Written request 1:
Repeat everything in the listing from its first line down to the line containing "chevron-up-down-icon [2525, 228, 2543, 251]", including that line.

Passage provided:

****

31. WE'RE not moving
The time my brother and I dug our heels in. And is 'home' actually just a pair of (ruby) slippers?
Dear Reader,
I’ve always worn slippers in the house, and my feet feel wrong without them. Nothing demonstrates ‘home’ to me more than my warm feet in their cosy slippers, wherever my feet might be at the time.
I’ve had this navy blue pair for years. I know, it shows:
I’d added ‘Slippers!!!’ to my Christmas list last year, and then, when my walking boots finally bit the dust in late November, crossed it out in favour of ‘Boots!!!’
(Multiple exclamation marks are mandatory on Christmas lists. Y’know, excitement!)
I loved my new boots last Christmas, but for my birthday earlier this month I got these treats for my feet:
My happy feet have a new home – goodbye to the cosy tumbledown cottage of my navy blue slippers and HELLO bright red contemporary apartment!
Comfy feet aside, home is everything to me. Whenever I’m away, despite my navigational challenges meaning that I can’t generally ever point myself in its direction, part of me will always be there. It’s the centre of my compass.
(My metaphorical compass, that is. Reader, you and I both know that I have a total inability to engage with any confidence with actual navigation tools, don’t we?)
Since I got married, home has been a little semi-detached two-bedroom house halfway up a lane in a small village in the south-east corner of rural England. Although two rooms could technically be used as bedrooms, only one of them is – we use the other as an office and general dumping ground. I tidied the desk just yesterday, and it’s nice to see some space on it now that I’ve stacked a load of ‘where-does-this-go?’ paperwork onto my latest pile of denial, stowed two hole punches, two staplers (sans staples) and four (FOUR!) reels of Sellotape into a drawer, and corralled a gleaming rash of free-range paperclips into a box that’s too big for them.
But if you asked me ‘Rebecca, where is home?’ I would actually tell you about somewhere else, eight miles and nine roundabouts away. Twenty minutes’ drive. In fact I’m heading there shortly for a cup of coffee with two of my favourite people in the world.
🏡
That home is where my family moved to in 1976, when I was nearly two. It was only a little house: a ‘through’ reception room taking up half of downstairs, the entrance hall and stairs taking up a quarter, and then a small kitchen in the remaining quarter at the back. Upstairs were three bedrooms, a bathroom containing a bath and basin, and then a separate loo. The house sat near the front of a large plot near a busy main road, and there were two paddocks at the back, perfect for animals.

****

(Item position listing)
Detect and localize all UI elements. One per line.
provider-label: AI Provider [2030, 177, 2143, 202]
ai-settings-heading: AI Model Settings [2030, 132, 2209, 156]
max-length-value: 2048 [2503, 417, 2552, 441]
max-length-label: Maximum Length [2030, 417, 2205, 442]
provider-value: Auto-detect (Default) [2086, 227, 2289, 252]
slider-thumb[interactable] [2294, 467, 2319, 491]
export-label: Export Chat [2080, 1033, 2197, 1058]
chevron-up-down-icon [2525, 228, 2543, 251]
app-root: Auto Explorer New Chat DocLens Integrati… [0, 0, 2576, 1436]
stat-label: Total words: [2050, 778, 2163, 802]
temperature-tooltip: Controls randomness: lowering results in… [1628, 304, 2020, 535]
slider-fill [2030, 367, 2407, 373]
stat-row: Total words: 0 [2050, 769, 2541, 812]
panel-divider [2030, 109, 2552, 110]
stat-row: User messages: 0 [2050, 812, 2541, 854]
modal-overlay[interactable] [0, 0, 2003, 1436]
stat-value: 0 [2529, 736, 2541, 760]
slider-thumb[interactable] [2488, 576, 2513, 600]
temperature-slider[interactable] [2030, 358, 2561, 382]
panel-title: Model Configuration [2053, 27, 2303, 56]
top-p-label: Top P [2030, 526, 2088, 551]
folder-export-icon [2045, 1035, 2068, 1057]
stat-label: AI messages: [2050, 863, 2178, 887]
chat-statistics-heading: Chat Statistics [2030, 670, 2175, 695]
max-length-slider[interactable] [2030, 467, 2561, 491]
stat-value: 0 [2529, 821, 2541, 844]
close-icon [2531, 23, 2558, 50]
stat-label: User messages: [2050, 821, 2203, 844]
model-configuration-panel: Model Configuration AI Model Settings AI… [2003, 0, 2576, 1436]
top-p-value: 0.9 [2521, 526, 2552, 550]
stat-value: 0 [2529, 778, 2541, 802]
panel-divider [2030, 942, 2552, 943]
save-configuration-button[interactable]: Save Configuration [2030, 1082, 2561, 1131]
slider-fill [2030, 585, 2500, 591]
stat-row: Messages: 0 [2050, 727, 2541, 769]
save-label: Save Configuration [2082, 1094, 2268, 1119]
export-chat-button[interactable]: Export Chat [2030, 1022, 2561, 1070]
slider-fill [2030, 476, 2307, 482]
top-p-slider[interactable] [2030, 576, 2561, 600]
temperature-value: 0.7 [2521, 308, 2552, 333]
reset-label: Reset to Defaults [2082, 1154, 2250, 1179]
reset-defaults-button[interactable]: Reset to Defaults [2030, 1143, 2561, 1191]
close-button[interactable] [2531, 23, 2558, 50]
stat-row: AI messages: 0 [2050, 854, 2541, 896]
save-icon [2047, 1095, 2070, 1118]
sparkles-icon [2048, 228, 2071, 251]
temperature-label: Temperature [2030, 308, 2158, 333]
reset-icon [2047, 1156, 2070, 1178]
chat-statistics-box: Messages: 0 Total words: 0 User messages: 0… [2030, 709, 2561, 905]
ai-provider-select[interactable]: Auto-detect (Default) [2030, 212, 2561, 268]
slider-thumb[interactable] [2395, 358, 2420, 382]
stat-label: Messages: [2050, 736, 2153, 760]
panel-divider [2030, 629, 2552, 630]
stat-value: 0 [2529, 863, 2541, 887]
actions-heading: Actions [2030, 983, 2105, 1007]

****

Written request 2:
Using the letter about slippers and home, say whether each statement agrees with it, answering yes or no and quoting the deciding words: (a) The writer's family moved into the childhood home in 1976. (b) Both rooms that could serve as bedrooms in the writer's current house are used as bedrooms. (c) The new slippers were a Christmas present.

Full answer 1:
Detect and localize all UI elements. One per line.
provider-label: AI Provider [2030, 177, 2143, 202]
ai-settings-heading: AI Model Settings [2030, 132, 2209, 156]
max-length-value: 2048 [2503, 417, 2552, 441]
max-length-label: Maximum Length [2030, 417, 2205, 442]
provider-value: Auto-detect (Default) [2086, 227, 2289, 252]
slider-thumb[interactable] [2294, 467, 2319, 491]
export-label: Export Chat [2080, 1033, 2197, 1058]
chevron-up-down-icon [2525, 228, 2543, 251]

Full answer 2:
(a) Yes: "That home is where my family moved to in 1976, when I was nearly two."
(b) No: "only one of them is – we use the other as an office and general dumping ground."
(c) No: "for my birthday earlier this month I got these treats for my feet"